SUPPLIED TEXT:
....
Adapting this test to the circumstances of this case, the test for
“use” becomes whether, in the setting in which the
reference to
Affinage [it is sufficient to consider this of the words mentioned in the
undertaking] was presented, it would have
appeared to the internet browser as
possessing the character of devices or brands, which IHC UK or, as the case may
be, Salon were
proposing to use in relation to hair care products for the
purpose of indicating, or so as to indicate, a connection in the course
of trade
between the hair care product and IHC UK or, as the case may be, Salon?
- An
internet browser coming to the global landing page www.affinage.com, as did Mr
Bennett, is immediately confronted with the bold
type banner,
“AFFINAGE” and with the further reference to that word immediately
below it as “one of the world’s
fastest growing haircare [sic]
companies using cutting edge technology to produce market leading hair
products”. That, in my
opinion, is a “use” of a sign in the
sense described by Kitto J in Shell v Esso. The use of the word Affinage
in the setting presented has trade mark significance. As so used the word has
the character of a device
or brand. IHC UK is perfectly entitled to engage in
such a use in the United Kingdom, for it holds the registered trade mark there.
....
EXTRACTED RECORDS:
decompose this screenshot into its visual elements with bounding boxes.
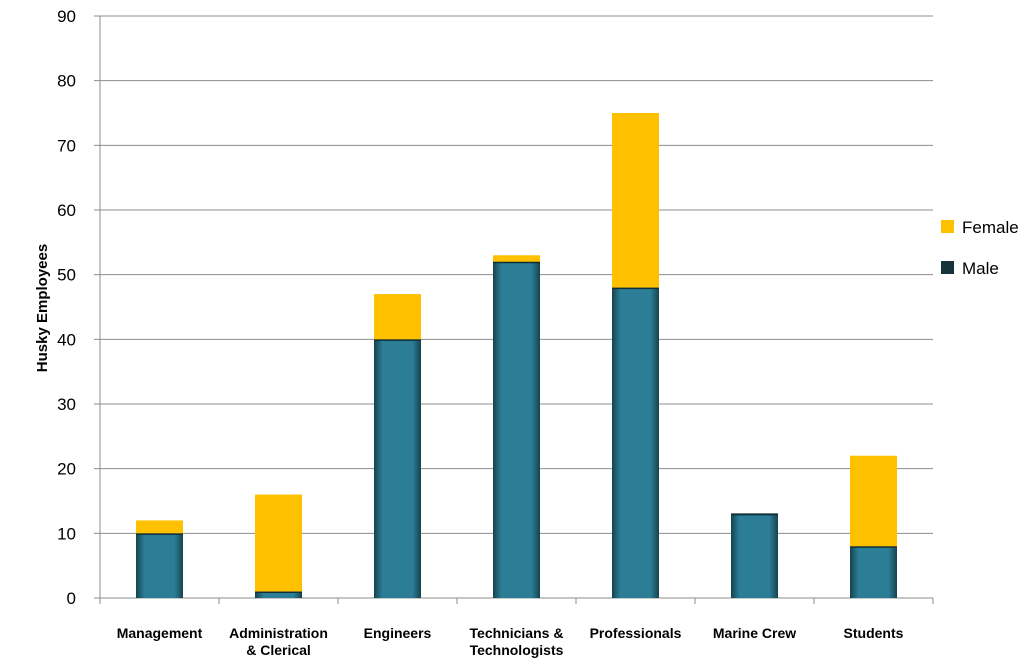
x-tick-label: Professionals — [590, 625, 682, 641]
bar-male-6 — [850, 546, 897, 598]
y-tick-label: 10 — [57, 524, 76, 543]
y-axis-label: Husky Employees — [34, 244, 51, 372]
legend-swatch-female — [941, 220, 954, 233]
bar-male-3 — [493, 261, 540, 598]
x-tick-label: Engineers — [364, 625, 432, 641]
y-tick-label: 60 — [57, 201, 76, 220]
legend-label-male: Male — [962, 259, 999, 278]
bar-male-0 — [136, 533, 183, 598]
y-tick-label: 20 — [57, 460, 76, 479]
x-tick-labels: Management Administration & Clerical Engine… — [117, 625, 904, 658]
y-tick-label: 90 — [57, 7, 76, 26]
y-tick-label: 30 — [57, 395, 76, 414]
y-tick-label: 50 — [57, 266, 76, 285]
x-tick-label: Marine Crew — [713, 625, 796, 641]
x-tick-label: Management — [117, 625, 203, 641]
legend-label-female: Female — [962, 218, 1019, 237]
legend-swatch-male — [941, 261, 954, 274]
bar-female-3 — [493, 255, 540, 262]
y-tick-label: 80 — [57, 72, 76, 91]
x-tick-label: Administration & Clerical — [229, 625, 328, 658]
y-tick-labels: 0 10 20 30 40 50 60 70 80 90 — [57, 7, 76, 608]
bar-male-5 — [731, 513, 778, 598]
y-tick-label: 40 — [57, 330, 76, 349]
bar-female-2 — [374, 294, 421, 340]
x-tick-label: Technicians & Technologists — [470, 625, 564, 658]
y-tick-label: 70 — [57, 136, 76, 155]
x-tick-label: Students — [844, 625, 904, 641]
bar-male-4 — [612, 287, 659, 598]
legend: Female Male — [941, 218, 1019, 278]
bar-male-1 — [255, 591, 302, 598]
bar-female-4 — [612, 113, 659, 288]
y-tick-label: 0 — [67, 589, 76, 608]
bar-female-1 — [255, 494, 302, 592]
bar-female-0 — [136, 520, 183, 534]
bars — [136, 113, 897, 598]
bar-female-6 — [850, 455, 897, 547]
bar-male-2 — [374, 339, 421, 598]
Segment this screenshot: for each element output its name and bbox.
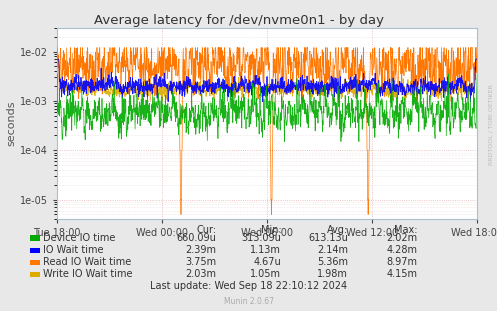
Text: 2.02m: 2.02m <box>386 233 417 243</box>
Text: 1.05m: 1.05m <box>250 269 281 279</box>
Text: Munin 2.0.67: Munin 2.0.67 <box>224 297 273 306</box>
Text: 2.14m: 2.14m <box>317 245 348 255</box>
Text: Device IO time: Device IO time <box>43 233 115 243</box>
Text: Avg:: Avg: <box>327 225 348 235</box>
Text: 1.13m: 1.13m <box>250 245 281 255</box>
Text: 660.09u: 660.09u <box>176 233 216 243</box>
Text: 613.13u: 613.13u <box>308 233 348 243</box>
Y-axis label: seconds: seconds <box>6 101 16 146</box>
Text: 3.75m: 3.75m <box>185 257 216 267</box>
Text: Write IO Wait time: Write IO Wait time <box>43 269 132 279</box>
Text: 313.09u: 313.09u <box>242 233 281 243</box>
Text: Last update: Wed Sep 18 22:10:12 2024: Last update: Wed Sep 18 22:10:12 2024 <box>150 281 347 291</box>
Text: Min:: Min: <box>260 225 281 235</box>
Text: IO Wait time: IO Wait time <box>43 245 103 255</box>
Text: 2.03m: 2.03m <box>185 269 216 279</box>
Text: 1.98m: 1.98m <box>317 269 348 279</box>
Text: Read IO Wait time: Read IO Wait time <box>43 257 131 267</box>
Text: 8.97m: 8.97m <box>387 257 417 267</box>
Text: 4.15m: 4.15m <box>387 269 417 279</box>
Text: 5.36m: 5.36m <box>317 257 348 267</box>
Text: 4.67u: 4.67u <box>253 257 281 267</box>
Text: 2.39m: 2.39m <box>185 245 216 255</box>
Text: Cur:: Cur: <box>196 225 216 235</box>
Text: Max:: Max: <box>394 225 417 235</box>
Text: Average latency for /dev/nvme0n1 - by day: Average latency for /dev/nvme0n1 - by da… <box>93 14 384 27</box>
Text: 4.28m: 4.28m <box>387 245 417 255</box>
Text: RRDTOOL / TOBI OETIKER: RRDTOOL / TOBI OETIKER <box>488 84 493 165</box>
....
WORK TO DO: Continue the passage on trade mark use of the word "Affinage," starting right after its last sentence.

THE RESULT:
It is not so entitled when it targets or directs its presentation at Australia
for IHC Aust, not IHC UK, holds the trade mark registration
here. That
Australian targeted use on the global landing page controls all that follows
when one selects, as did Mr Bennett, the
“Australia” option in the
drop down box.
- The
qualification in the undertaking of use in connection with, materially,
“marketing” does not remove this use from
the scope of the
undertaking. The web site is patently a means of marketing.
- A
like conclusion does not follow in respect of the Facebook and Twitter links
displayed on the global landing page in that neither
of these is not
specifically targeted or directed at Australia.
- Following
the “Australia” link on the global landing page, as did Mr Bennett,
leads one to the “company profile”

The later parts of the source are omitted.